■ **Goal**: Leave out the pictures and return every entry exactly as it appears.

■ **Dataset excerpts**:

◇ ◇ ◇ ◇ ◇ ◇ ◇

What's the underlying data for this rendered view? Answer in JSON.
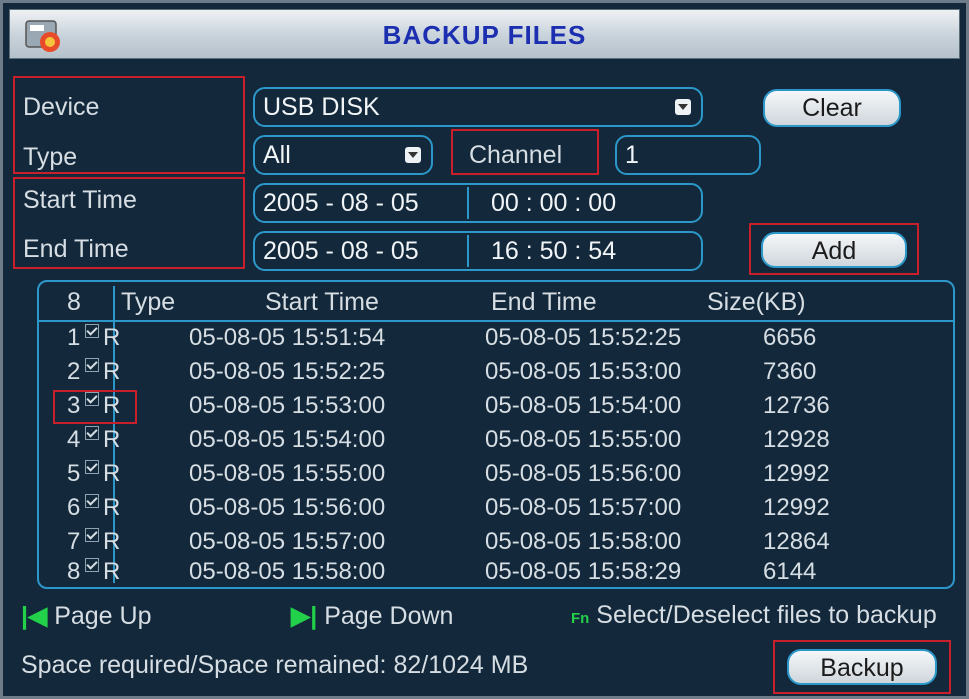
{
  "window": {
    "title": "BACKUP FILES"
  },
  "form": {
    "device_label": "Device",
    "device_value": "USB DISK",
    "type_label": "Type",
    "type_value": "All",
    "channel_label": "Channel",
    "channel_value": "1",
    "start_label": "Start Time",
    "start_date": "2005 - 08 - 05",
    "start_time": "00 : 00 : 00",
    "end_label": "End Time",
    "end_date": "2005 - 08 - 05",
    "end_time": "16 : 50 : 54"
  },
  "buttons": {
    "clear": "Clear",
    "add": "Add",
    "backup": "Backup"
  },
  "table": {
    "headers": {
      "count": "8",
      "type": "Type",
      "start": "Start Time",
      "end": "End Time",
      "size": "Size(KB)"
    },
    "rows": [
      {
        "num": "1",
        "type": "R",
        "start": "05-08-05  15:51:54",
        "end": "05-08-05  15:52:25",
        "size": "6656"
      },
      {
        "num": "2",
        "type": "R",
        "start": "05-08-05  15:52:25",
        "end": "05-08-05  15:53:00",
        "size": "7360"
      },
      {
        "num": "3",
        "type": "R",
        "start": "05-08-05  15:53:00",
        "end": "05-08-05  15:54:00",
        "size": "12736"
      },
      {
        "num": "4",
        "type": "R",
        "start": "05-08-05  15:54:00",
        "end": "05-08-05  15:55:00",
        "size": "12928"
      },
      {
        "num": "5",
        "type": "R",
        "start": "05-08-05  15:55:00",
        "end": "05-08-05  15:56:00",
        "size": "12992"
      },
      {
        "num": "6",
        "type": "R",
        "start": "05-08-05  15:56:00",
        "end": "05-08-05  15:57:00",
        "size": "12992"
      },
      {
        "num": "7",
        "type": "R",
        "start": "05-08-05  15:57:00",
        "end": "05-08-05  15:58:00",
        "size": "12864"
      },
      {
        "num": "8",
        "type": "R",
        "start": "05-08-05  15:58:00",
        "end": "05-08-05  15:58:29",
        "size": "6144"
      }
    ]
  },
  "hints": {
    "page_up": "Page Up",
    "page_down": "Page Down",
    "select_hint": "Select/Deselect files to backup"
  },
  "status": {
    "space": "Space required/Space remained:  82/1024  MB"
  },
  "colors": {
    "highlight": "#c8202a",
    "border": "#2c97c9",
    "title": "#1b2fb0",
    "hint_icon": "#22d04a"
  }
}
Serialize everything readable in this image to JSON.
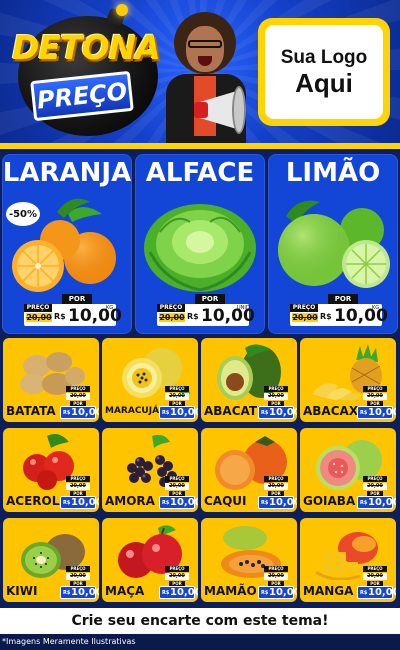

◇ ◇ ◇ ◇ ◇ ◇ ◇

■ **The reply**:
What's the underlying data for this rendered view? Answer in JSON.
{
  "window": {
    "title": "BACKUP FILES"
  },
  "form": {
    "device_label": "Device",
    "device_value": "USB DISK",
    "type_label": "Type",
    "type_value": "All",
    "channel_label": "Channel",
    "channel_value": "1",
    "start_label": "Start Time",
    "start_date": "2005 - 08 - 05",
    "start_time": "00 : 00 : 00",
    "end_label": "End Time",
    "end_date": "2005 - 08 - 05",
    "end_time": "16 : 50 : 54"
  },
  "buttons": {
    "clear": "Clear",
    "add": "Add",
    "backup": "Backup"
  },
  "table": {
    "headers": {
      "count": "8",
      "type": "Type",
      "start": "Start Time",
      "end": "End Time",
      "size": "Size(KB)"
    },
    "rows": [
      {
        "num": "1",
        "type": "R",
        "start": "05-08-05  15:51:54",
        "end": "05-08-05  15:52:25",
        "size": "6656"
      },
      {
        "num": "2",
        "type": "R",
        "start": "05-08-05  15:52:25",
        "end": "05-08-05  15:53:00",
        "size": "7360"
      },
      {
        "num": "3",
        "type": "R",
        "start": "05-08-05  15:53:00",
        "end": "05-08-05  15:54:00",
        "size": "12736"
      },
      {
        "num": "4",
        "type": "R",
        "start": "05-08-05  15:54:00",
        "end": "05-08-05  15:55:00",
        "size": "12928"
      },
      {
        "num": "5",
        "type": "R",
        "start": "05-08-05  15:55:00",
        "end": "05-08-05  15:56:00",
        "size": "12992"
      },
      {
        "num": "6",
        "type": "R",
        "start": "05-08-05  15:56:00",
        "end": "05-08-05  15:57:00",
        "size": "12992"
      },
      {
        "num": "7",
        "type": "R",
        "start": "05-08-05  15:57:00",
        "end": "05-08-05  15:58:00",
        "size": "12864"
      },
      {
        "num": "8",
        "type": "R",
        "start": "05-08-05  15:58:00",
        "end": "05-08-05  15:58:29",
        "size": "6144"
      }
    ]
  },
  "hints": {
    "page_up": "Page Up",
    "page_down": "Page Down",
    "select_hint": "Select/Deselect files to backup"
  },
  "status": {
    "space": "Space required/Space remained:  82/1024  MB"
  },
  "colors": {
    "highlight": "#c8202a",
    "border": "#2c97c9",
    "title": "#1b2fb0",
    "hint_icon": "#22d04a"
  }
}
Serialize everything readable in this image to JSON.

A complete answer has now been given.